Exercise brief
Skip the pictures and extract all of the lines exactly as written.

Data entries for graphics
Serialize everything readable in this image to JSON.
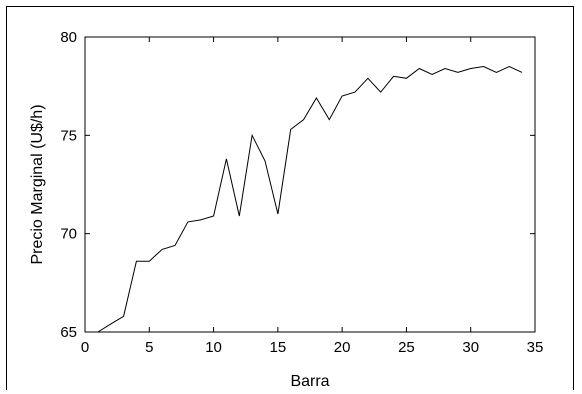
{
  "chart_data": {
    "type": "line",
    "title": "",
    "xlabel": "Barra",
    "ylabel": "Precio Marginal (U$/h)",
    "xlim": [
      0,
      35
    ],
    "ylim": [
      65,
      80
    ],
    "grid": false,
    "xticks": [
      0,
      5,
      10,
      15,
      20,
      25,
      30,
      35
    ],
    "yticks": [
      65,
      70,
      75,
      80
    ],
    "series": [
      {
        "x": [
          1,
          2,
          3,
          4,
          5,
          6,
          7,
          8,
          9,
          10,
          11,
          12,
          13,
          14,
          15,
          16,
          17,
          18,
          19,
          20,
          21,
          22,
          23,
          24,
          25,
          26,
          27,
          28,
          29,
          30,
          31,
          32,
          33,
          34
        ],
        "y": [
          65.0,
          65.4,
          65.8,
          68.6,
          68.6,
          69.2,
          69.4,
          70.6,
          70.7,
          70.9,
          73.8,
          70.9,
          75.0,
          73.7,
          71.0,
          75.3,
          75.8,
          76.9,
          75.8,
          77.0,
          77.2,
          77.9,
          77.2,
          78.0,
          77.9,
          78.4,
          78.1,
          78.4,
          78.2,
          78.4,
          78.5,
          78.2,
          78.5,
          78.2
        ]
      }
    ]
  }
}
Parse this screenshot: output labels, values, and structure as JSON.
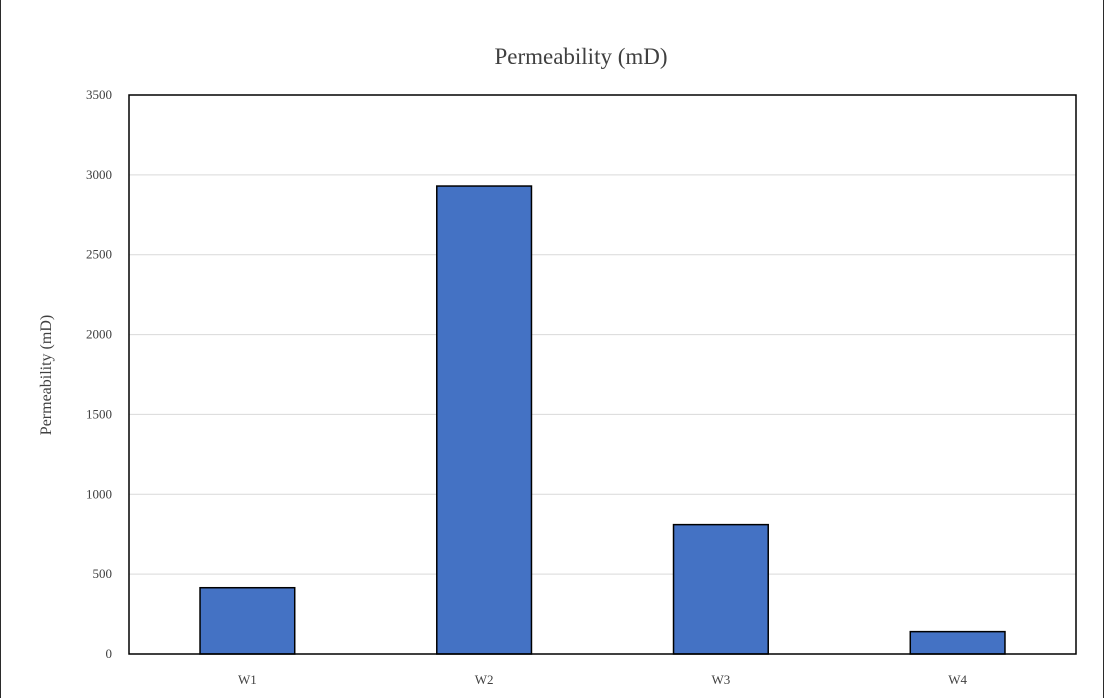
{
  "chart_data": {
    "type": "bar",
    "title": "Permeability (mD)",
    "xlabel": "",
    "ylabel": "Permeability (mD)",
    "categories": [
      "W1",
      "W2",
      "W3",
      "W4"
    ],
    "values": [
      415,
      2930,
      810,
      140
    ],
    "ylim": [
      0,
      3500
    ],
    "yticks": [
      0,
      500,
      1000,
      1500,
      2000,
      2500,
      3000,
      3500
    ],
    "grid": true,
    "legend": "none",
    "colors": {
      "bar_fill": "#4472c4",
      "bar_stroke": "#000000",
      "gridline": "#d9d9d9",
      "axis": "#000000",
      "text": "#404040"
    }
  }
}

Exercise result
Serialize everything readable in this image to JSON.
{
  "chart_data": {
    "type": "line",
    "title": "",
    "xlabel": "Barra",
    "ylabel": "Precio Marginal (U$/h)",
    "xlim": [
      0,
      35
    ],
    "ylim": [
      65,
      80
    ],
    "grid": false,
    "xticks": [
      0,
      5,
      10,
      15,
      20,
      25,
      30,
      35
    ],
    "yticks": [
      65,
      70,
      75,
      80
    ],
    "series": [
      {
        "x": [
          1,
          2,
          3,
          4,
          5,
          6,
          7,
          8,
          9,
          10,
          11,
          12,
          13,
          14,
          15,
          16,
          17,
          18,
          19,
          20,
          21,
          22,
          23,
          24,
          25,
          26,
          27,
          28,
          29,
          30,
          31,
          32,
          33,
          34
        ],
        "y": [
          65.0,
          65.4,
          65.8,
          68.6,
          68.6,
          69.2,
          69.4,
          70.6,
          70.7,
          70.9,
          73.8,
          70.9,
          75.0,
          73.7,
          71.0,
          75.3,
          75.8,
          76.9,
          75.8,
          77.0,
          77.2,
          77.9,
          77.2,
          78.0,
          77.9,
          78.4,
          78.1,
          78.4,
          78.2,
          78.4,
          78.5,
          78.2,
          78.5,
          78.2
        ]
      }
    ]
  }
}
Parse this screenshot: output labels, values, and structure as JSON.
{
  "chart_data": {
    "type": "bar",
    "title": "Permeability (mD)",
    "xlabel": "",
    "ylabel": "Permeability (mD)",
    "categories": [
      "W1",
      "W2",
      "W3",
      "W4"
    ],
    "values": [
      415,
      2930,
      810,
      140
    ],
    "ylim": [
      0,
      3500
    ],
    "yticks": [
      0,
      500,
      1000,
      1500,
      2000,
      2500,
      3000,
      3500
    ],
    "grid": true,
    "legend": "none",
    "colors": {
      "bar_fill": "#4472c4",
      "bar_stroke": "#000000",
      "gridline": "#d9d9d9",
      "axis": "#000000",
      "text": "#404040"
    }
  }
}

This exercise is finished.